== SET PROBLEM 1 ==
In the beekeeping forum thread below, how are AHB swarms said to compare with EHB swarms in temperament?
== SET PROBLEM 2 ==
Translate this sentence from the beekeeping forum thread below into Spanish: "I think I will build swarm traps today."
== SET PROBLEM 3 ==
Continue the beekeeping forum thread below from the point where it stops.

== READING TEXT ==
==============================
BTW - AHB swarms are about as feisty as a typical EHB established colony. They are not docile like EHB swarms usually are.


----------



## brdmkr (Mar 22, 2013)

Thanks for your advice. I think I will build swarm traps today. I had wondered about requeening. I suppose if I thought the swarm was to aggressive, I could just give them a new (bred) queen.


----------



## stan.vick (Dec 19, 2010)

brdmkr said:


> Thanks for your advice. I think I will build swarm traps today. I had wondered about requeening. I suppose if I thought the swarm was to aggressive, I could just give them a new (bred) queen.
==============================
== DATASET EXCERPT ==
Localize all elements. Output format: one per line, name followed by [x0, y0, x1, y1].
==============================
== WRITTEN ANSWER 1 ==
AHB swarms are about as feisty as a typical established EHB colony and are not docile like EHB swarms usually are.

== WRITTEN ANSWER 2 ==
Creo que hoy construiré trampas para enjambres.

== WRITTEN ANSWER 3 ==
 Welcome to beekeeping, this is my forth year keeping bees. I live about the same distance from the port of savannah that you do. Africanized bees are know to enter the U.S. by ship. I started with purchased bees, but I am having much better survival rates now after catching swarms and doing cut outs. I have even taken several virgin queens to the middle of fort stewart [ 280,000 acres] and left them to mate with feral bees, I would then bring them back and use them for future breeding purposes. I only had one colony from a swarm that was exceptionly aggresive. I moved the hive to another property where it was alone and feed them constantly for a few weeks until they swarmed and the old queen went elsewhere, after a few weeks they calmed down and turned out to be my best producers. Good luck with the bees.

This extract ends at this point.